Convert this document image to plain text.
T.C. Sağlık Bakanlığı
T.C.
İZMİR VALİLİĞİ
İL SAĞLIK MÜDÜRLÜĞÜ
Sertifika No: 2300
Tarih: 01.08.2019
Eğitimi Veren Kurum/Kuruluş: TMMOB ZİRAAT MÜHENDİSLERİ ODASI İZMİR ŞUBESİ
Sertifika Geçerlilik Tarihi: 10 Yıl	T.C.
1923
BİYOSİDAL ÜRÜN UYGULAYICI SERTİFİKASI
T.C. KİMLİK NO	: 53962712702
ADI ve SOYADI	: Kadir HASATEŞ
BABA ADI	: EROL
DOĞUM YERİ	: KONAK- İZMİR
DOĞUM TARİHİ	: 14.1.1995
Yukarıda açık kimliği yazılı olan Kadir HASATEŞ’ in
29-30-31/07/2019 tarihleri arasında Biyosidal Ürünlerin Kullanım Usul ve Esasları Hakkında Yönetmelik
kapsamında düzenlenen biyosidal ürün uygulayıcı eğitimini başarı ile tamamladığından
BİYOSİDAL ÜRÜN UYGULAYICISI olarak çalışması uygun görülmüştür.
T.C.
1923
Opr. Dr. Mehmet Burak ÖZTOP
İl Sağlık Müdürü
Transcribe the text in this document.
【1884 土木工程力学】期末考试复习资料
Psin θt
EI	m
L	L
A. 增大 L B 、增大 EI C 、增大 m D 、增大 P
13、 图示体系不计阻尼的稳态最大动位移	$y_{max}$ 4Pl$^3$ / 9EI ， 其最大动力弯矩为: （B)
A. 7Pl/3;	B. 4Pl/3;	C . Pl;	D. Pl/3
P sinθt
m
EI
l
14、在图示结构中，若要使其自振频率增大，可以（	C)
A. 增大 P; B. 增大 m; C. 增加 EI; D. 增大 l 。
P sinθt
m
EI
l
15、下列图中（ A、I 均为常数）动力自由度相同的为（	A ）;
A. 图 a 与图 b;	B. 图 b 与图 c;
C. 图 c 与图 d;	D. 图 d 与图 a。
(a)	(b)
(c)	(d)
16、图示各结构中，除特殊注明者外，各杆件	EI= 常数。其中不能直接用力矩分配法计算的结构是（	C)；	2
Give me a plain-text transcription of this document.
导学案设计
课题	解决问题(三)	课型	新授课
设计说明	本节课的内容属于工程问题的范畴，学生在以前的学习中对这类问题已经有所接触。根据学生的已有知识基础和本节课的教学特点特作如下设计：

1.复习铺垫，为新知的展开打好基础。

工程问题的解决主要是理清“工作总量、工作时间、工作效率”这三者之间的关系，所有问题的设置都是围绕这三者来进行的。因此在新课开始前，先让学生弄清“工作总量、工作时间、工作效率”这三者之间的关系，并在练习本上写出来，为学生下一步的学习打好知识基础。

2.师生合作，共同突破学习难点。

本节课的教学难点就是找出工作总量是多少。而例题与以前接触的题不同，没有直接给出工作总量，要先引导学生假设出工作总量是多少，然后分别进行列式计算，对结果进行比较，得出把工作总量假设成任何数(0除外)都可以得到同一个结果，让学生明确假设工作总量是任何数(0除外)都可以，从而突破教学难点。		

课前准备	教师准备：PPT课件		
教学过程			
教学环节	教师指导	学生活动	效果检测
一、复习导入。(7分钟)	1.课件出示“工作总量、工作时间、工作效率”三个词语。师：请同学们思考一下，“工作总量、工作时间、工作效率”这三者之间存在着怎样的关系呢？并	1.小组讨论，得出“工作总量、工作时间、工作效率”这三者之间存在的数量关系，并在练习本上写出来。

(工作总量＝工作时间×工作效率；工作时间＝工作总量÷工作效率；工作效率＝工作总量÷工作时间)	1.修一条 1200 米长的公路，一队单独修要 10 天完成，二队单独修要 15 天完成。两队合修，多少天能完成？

INSTRUCTIONS FOR THE TASK:
Set down exactly what runs from the line with "Give me a plain-text" to the last line of the data above, including both of those lines and no others.

COMPLETED TASK:
Give me a plain-text transcription of this document.
导学案设计
课题	解决问题(三)	课型	新授课
设计说明	本节课的内容属于工程问题的范畴，学生在以前的学习中对这类问题已经有所接触。根据学生的已有知识基础和本节课的教学特点特作如下设计：

1.复习铺垫，为新知的展开打好基础。

工程问题的解决主要是理清“工作总量、工作时间、工作效率”这三者之间的关系，所有问题的设置都是围绕这三者来进行的。因此在新课开始前，先让学生弄清“工作总量、工作时间、工作效率”这三者之间的关系，并在练习本上写出来，为学生下一步的学习打好知识基础。

2.师生合作，共同突破学习难点。

本节课的教学难点就是找出工作总量是多少。而例题与以前接触的题不同，没有直接给出工作总量，要先引导学生假设出工作总量是多少，然后分别进行列式计算，对结果进行比较，得出把工作总量假设成任何数(0除外)都可以得到同一个结果，让学生明确假设工作总量是任何数(0除外)都可以，从而突破教学难点。		

课前准备	教师准备：PPT课件		
教学过程			
教学环节	教师指导	学生活动	效果检测
一、复习导入。(7分钟)	1.课件出示“工作总量、工作时间、工作效率”三个词语。师：请同学们思考一下，“工作总量、工作时间、工作效率”这三者之间存在着怎样的关系呢？并	1.小组讨论，得出“工作总量、工作时间、工作效率”这三者之间存在的数量关系，并在练习本上写出来。

(工作总量＝工作时间×工作效率；工作时间＝工作总量÷工作效率；工作效率＝工作总量÷工作时间)	1.修一条 1200 米长的公路，一队单独修要 10 天完成，二队单独修要 15 天完成。两队合修，多少天能完成？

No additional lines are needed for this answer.